Exercise aim: Output the entries verbatim, including every line.

Supplied records:

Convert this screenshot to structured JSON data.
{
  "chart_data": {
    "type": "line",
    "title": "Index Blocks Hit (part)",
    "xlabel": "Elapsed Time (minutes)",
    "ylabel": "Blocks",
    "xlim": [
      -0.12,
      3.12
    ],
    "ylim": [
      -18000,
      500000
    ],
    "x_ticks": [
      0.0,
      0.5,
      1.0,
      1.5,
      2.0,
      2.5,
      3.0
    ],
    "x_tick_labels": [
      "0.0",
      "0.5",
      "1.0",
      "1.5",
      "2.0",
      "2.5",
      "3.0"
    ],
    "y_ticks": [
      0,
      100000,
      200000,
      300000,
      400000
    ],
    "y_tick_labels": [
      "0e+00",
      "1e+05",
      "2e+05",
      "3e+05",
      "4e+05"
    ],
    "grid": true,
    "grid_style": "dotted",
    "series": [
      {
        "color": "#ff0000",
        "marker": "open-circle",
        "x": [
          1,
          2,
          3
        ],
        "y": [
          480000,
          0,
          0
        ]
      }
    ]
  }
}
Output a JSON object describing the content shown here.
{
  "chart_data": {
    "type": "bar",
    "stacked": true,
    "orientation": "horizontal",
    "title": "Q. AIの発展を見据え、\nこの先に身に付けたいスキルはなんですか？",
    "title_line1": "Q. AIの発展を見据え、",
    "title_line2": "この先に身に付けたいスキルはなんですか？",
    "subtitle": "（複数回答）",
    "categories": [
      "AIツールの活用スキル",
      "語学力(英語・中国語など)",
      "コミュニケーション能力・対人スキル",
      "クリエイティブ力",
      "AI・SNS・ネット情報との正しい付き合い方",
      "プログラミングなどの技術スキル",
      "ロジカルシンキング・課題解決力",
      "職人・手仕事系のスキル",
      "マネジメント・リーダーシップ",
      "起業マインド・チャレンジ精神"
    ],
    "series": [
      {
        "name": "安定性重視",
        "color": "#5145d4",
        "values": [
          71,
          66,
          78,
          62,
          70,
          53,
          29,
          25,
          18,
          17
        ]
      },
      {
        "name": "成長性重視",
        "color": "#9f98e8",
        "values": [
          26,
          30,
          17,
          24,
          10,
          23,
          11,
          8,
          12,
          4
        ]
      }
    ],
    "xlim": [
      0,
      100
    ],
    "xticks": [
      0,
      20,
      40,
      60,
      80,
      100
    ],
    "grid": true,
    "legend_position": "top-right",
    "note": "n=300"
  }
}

Complete output:
Convert this screenshot to structured JSON data.
{
  "chart_data": {
    "type": "line",
    "title": "Index Blocks Hit (part)",
    "xlabel": "Elapsed Time (minutes)",
    "ylabel": "Blocks",
    "xlim": [
      -0.12,
      3.12
    ],
    "ylim": [
      -18000,
      500000
    ],
    "x_ticks": [
      0.0,
      0.5,
      1.0,
      1.5,
      2.0,
      2.5,
      3.0
    ],
    "x_tick_labels": [
      "0.0",
      "0.5",
      "1.0",
      "1.5",
      "2.0",
      "2.5",
      "3.0"
    ],
    "y_ticks": [
      0,
      100000,
      200000,
      300000,
      400000
    ],
    "y_tick_labels": [
      "0e+00",
      "1e+05",
      "2e+05",
      "3e+05",
      "4e+05"
    ],
    "grid": true,
    "grid_style": "dotted",
    "series": [
      {
        "color": "#ff0000",
        "marker": "open-circle",
        "x": [
          1,
          2,
          3
        ],
        "y": [
          480000,
          0,
          0
        ]
      }
    ]
  }
}
Output a JSON object describing the content shown here.
{
  "chart_data": {
    "type": "bar",
    "stacked": true,
    "orientation": "horizontal",
    "title": "Q. AIの発展を見据え、\nこの先に身に付けたいスキルはなんですか？",
    "title_line1": "Q. AIの発展を見据え、",
    "title_line2": "この先に身に付けたいスキルはなんですか？",
    "subtitle": "（複数回答）",
    "categories": [
      "AIツールの活用スキル",
      "語学力(英語・中国語など)",
      "コミュニケーション能力・対人スキル",
      "クリエイティブ力",
      "AI・SNS・ネット情報との正しい付き合い方",
      "プログラミングなどの技術スキル",
      "ロジカルシンキング・課題解決力",
      "職人・手仕事系のスキル",
      "マネジメント・リーダーシップ",
      "起業マインド・チャレンジ精神"
    ],
    "series": [
      {
        "name": "安定性重視",
        "color": "#5145d4",
        "values": [
          71,
          66,
          78,
          62,
          70,
          53,
          29,
          25,
          18,
          17
        ]
      },
      {
        "name": "成長性重視",
        "color": "#9f98e8",
        "values": [
          26,
          30,
          17,
          24,
          10,
          23,
          11,
          8,
          12,
          4
        ]
      }
    ],
    "xlim": [
      0,
      100
    ],
    "xticks": [
      0,
      20,
      40,
      60,
      80,
      100
    ],
    "grid": true,
    "legend_position": "top-right",
    "note": "n=300"
  }
}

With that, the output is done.